begin
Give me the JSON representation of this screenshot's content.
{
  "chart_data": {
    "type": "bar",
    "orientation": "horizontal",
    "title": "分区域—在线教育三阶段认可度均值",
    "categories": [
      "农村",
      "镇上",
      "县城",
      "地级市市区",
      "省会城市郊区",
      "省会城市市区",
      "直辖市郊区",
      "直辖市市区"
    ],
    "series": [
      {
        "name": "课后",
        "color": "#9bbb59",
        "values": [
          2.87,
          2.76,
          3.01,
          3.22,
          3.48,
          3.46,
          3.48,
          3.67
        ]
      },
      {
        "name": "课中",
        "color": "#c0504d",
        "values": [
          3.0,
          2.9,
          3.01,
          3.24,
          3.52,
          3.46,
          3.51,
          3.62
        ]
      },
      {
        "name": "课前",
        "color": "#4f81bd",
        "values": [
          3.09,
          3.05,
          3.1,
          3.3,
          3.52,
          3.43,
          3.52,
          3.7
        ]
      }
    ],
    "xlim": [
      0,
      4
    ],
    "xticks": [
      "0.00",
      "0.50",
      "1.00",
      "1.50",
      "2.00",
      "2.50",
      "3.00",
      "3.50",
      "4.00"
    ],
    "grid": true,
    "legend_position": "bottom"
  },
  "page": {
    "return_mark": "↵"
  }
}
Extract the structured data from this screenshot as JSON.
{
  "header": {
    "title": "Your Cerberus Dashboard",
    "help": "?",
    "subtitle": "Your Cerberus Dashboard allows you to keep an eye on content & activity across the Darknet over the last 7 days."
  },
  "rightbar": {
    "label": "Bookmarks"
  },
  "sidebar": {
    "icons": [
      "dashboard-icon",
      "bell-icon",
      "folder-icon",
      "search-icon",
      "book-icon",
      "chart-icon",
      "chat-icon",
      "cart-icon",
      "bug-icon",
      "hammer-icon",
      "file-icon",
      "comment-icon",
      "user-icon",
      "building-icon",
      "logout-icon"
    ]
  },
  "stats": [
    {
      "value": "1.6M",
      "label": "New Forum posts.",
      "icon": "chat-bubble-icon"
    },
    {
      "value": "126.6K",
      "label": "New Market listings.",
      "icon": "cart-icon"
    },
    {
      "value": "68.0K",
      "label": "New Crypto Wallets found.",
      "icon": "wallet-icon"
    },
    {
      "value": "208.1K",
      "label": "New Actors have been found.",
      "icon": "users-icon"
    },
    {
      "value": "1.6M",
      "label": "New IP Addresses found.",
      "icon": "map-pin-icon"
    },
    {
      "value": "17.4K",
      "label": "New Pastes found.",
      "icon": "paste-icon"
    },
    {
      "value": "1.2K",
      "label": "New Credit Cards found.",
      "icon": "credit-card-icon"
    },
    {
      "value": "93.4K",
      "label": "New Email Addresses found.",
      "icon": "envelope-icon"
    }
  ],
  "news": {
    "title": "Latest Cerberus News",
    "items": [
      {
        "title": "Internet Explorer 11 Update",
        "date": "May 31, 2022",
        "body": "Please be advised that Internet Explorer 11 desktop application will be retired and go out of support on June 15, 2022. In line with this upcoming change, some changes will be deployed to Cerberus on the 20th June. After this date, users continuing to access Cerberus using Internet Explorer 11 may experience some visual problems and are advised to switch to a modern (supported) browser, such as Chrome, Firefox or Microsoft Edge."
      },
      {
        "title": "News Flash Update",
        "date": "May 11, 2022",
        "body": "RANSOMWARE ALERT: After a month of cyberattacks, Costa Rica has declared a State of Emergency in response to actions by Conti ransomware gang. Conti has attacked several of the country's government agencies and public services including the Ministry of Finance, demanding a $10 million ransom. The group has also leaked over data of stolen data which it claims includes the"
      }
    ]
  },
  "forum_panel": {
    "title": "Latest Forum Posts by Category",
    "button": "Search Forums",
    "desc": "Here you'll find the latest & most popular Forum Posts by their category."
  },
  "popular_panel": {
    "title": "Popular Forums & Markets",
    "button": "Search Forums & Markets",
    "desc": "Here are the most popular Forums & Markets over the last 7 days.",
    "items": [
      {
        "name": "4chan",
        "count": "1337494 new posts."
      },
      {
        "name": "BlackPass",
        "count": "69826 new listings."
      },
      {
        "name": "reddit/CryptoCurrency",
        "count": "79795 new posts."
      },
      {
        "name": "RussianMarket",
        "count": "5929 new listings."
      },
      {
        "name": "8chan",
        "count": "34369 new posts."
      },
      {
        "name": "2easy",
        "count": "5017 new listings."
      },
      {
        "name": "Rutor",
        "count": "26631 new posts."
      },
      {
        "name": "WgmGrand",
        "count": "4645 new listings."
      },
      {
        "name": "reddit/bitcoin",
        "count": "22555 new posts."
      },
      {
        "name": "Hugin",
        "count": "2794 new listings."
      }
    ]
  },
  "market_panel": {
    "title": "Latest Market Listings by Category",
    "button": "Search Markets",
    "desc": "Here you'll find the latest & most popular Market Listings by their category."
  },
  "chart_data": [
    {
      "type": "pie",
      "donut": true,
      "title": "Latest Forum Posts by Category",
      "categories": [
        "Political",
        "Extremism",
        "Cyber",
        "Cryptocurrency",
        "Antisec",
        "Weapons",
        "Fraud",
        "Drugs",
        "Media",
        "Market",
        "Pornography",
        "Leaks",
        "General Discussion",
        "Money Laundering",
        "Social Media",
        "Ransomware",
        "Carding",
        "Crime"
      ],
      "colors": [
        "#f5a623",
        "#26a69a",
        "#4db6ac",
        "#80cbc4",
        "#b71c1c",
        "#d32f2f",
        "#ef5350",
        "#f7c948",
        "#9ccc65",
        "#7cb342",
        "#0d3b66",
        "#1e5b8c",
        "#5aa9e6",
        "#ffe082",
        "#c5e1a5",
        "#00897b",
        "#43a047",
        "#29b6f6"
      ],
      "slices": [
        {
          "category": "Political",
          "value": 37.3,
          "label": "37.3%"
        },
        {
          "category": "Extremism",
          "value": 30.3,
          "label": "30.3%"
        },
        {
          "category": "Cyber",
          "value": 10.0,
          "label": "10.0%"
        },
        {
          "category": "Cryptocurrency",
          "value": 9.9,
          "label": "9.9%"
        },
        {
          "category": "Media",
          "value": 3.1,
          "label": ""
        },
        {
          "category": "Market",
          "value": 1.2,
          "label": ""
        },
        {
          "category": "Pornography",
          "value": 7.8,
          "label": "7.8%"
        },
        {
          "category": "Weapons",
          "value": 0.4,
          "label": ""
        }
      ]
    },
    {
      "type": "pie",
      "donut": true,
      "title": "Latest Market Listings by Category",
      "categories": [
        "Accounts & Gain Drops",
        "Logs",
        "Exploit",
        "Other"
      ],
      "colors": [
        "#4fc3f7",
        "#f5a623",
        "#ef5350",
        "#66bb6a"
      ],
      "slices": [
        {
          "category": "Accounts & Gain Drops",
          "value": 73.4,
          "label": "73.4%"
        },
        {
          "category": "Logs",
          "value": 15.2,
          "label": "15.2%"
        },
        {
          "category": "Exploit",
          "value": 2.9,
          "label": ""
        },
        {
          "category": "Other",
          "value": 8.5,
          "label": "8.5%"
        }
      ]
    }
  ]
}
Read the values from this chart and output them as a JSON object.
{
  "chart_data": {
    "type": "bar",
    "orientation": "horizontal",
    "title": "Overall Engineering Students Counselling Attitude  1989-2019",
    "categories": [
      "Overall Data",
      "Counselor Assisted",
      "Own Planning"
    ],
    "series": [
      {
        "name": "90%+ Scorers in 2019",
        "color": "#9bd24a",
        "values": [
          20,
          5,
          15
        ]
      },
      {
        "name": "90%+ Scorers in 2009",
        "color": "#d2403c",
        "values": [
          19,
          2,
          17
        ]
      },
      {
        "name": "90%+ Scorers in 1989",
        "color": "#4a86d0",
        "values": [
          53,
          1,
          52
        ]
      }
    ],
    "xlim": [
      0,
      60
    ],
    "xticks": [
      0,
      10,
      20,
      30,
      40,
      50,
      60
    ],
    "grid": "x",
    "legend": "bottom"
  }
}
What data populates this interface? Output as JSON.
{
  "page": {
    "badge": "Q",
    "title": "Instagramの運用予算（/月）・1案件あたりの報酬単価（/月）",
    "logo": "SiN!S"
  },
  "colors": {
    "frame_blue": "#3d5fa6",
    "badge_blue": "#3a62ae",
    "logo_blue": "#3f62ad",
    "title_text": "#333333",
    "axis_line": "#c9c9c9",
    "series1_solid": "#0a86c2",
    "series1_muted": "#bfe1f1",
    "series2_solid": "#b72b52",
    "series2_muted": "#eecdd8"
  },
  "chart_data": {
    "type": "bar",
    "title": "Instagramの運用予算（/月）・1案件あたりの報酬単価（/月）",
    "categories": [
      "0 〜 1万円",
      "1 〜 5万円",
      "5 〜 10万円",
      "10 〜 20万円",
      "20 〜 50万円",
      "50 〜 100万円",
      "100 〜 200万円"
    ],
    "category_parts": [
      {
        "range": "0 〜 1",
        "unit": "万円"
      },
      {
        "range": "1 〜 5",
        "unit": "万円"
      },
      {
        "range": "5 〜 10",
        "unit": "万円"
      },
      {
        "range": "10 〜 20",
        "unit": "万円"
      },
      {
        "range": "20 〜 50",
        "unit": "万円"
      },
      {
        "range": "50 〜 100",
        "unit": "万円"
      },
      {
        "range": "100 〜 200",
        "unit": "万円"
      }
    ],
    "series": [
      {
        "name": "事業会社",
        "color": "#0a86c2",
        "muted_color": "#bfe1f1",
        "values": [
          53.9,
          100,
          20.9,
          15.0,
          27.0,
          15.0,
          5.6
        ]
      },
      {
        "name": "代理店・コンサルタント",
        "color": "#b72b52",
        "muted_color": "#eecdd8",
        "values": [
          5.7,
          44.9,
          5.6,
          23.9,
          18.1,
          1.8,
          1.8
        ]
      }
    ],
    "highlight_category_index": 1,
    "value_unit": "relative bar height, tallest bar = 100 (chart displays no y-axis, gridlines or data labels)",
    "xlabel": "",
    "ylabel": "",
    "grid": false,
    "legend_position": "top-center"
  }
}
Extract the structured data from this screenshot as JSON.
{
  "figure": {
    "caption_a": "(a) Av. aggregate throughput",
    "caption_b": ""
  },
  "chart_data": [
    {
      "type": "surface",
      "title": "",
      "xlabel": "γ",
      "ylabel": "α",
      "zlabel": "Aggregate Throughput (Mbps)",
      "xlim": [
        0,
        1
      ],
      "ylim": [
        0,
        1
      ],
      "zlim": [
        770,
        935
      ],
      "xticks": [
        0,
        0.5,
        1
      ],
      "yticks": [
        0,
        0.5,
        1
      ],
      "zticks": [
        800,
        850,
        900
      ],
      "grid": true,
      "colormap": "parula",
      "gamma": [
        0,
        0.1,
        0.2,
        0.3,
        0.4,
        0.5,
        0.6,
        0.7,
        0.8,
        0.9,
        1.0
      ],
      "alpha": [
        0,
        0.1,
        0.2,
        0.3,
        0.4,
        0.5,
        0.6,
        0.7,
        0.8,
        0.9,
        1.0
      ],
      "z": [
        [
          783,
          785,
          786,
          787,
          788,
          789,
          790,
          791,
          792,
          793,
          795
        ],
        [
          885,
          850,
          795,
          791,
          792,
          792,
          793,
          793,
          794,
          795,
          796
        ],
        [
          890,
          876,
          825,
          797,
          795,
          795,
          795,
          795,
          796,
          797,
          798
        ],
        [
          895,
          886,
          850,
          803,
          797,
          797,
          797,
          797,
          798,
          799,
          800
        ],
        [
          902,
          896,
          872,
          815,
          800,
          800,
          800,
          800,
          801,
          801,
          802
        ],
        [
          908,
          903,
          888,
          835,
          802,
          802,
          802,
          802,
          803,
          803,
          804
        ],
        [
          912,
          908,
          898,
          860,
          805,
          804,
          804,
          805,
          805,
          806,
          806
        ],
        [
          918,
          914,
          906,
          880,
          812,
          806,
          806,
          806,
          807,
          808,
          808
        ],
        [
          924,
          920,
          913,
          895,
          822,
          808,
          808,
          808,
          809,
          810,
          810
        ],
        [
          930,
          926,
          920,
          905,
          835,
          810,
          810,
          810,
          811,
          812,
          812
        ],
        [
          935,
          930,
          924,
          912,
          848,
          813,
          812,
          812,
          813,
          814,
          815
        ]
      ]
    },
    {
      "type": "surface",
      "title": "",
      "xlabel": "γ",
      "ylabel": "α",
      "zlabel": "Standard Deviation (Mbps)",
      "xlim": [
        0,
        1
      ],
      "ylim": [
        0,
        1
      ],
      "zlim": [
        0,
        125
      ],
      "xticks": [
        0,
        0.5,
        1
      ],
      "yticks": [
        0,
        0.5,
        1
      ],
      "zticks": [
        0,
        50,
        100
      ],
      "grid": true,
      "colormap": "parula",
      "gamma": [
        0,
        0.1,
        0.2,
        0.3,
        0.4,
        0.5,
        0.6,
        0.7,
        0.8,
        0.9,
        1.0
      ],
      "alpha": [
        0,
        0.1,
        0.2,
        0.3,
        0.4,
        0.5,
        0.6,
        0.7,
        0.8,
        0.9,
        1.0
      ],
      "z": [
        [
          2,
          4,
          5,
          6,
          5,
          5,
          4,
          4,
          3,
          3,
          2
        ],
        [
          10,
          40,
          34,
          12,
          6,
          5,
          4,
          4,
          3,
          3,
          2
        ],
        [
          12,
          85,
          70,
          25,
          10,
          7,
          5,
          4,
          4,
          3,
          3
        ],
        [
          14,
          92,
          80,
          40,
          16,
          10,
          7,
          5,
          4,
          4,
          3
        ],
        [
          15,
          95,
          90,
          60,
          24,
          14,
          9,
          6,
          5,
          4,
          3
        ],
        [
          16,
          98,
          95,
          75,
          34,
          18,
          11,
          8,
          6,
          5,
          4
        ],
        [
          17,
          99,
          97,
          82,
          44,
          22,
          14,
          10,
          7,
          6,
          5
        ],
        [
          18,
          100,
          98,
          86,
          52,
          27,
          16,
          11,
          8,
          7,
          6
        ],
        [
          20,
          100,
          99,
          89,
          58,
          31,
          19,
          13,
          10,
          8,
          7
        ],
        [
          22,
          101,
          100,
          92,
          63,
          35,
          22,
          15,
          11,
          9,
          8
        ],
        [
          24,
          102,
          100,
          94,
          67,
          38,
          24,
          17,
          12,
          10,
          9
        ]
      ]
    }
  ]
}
end
What you will do :: Show each line in the entries that holds the string "desc".

Final result ::
    "desc": "Here you'll find the latest & most popular Forum Posts by their category."
    "desc": "Here are the most popular Forums & Markets over the last 7 days.",
    "desc": "Here you'll find the latest & most popular Market Listings by their category."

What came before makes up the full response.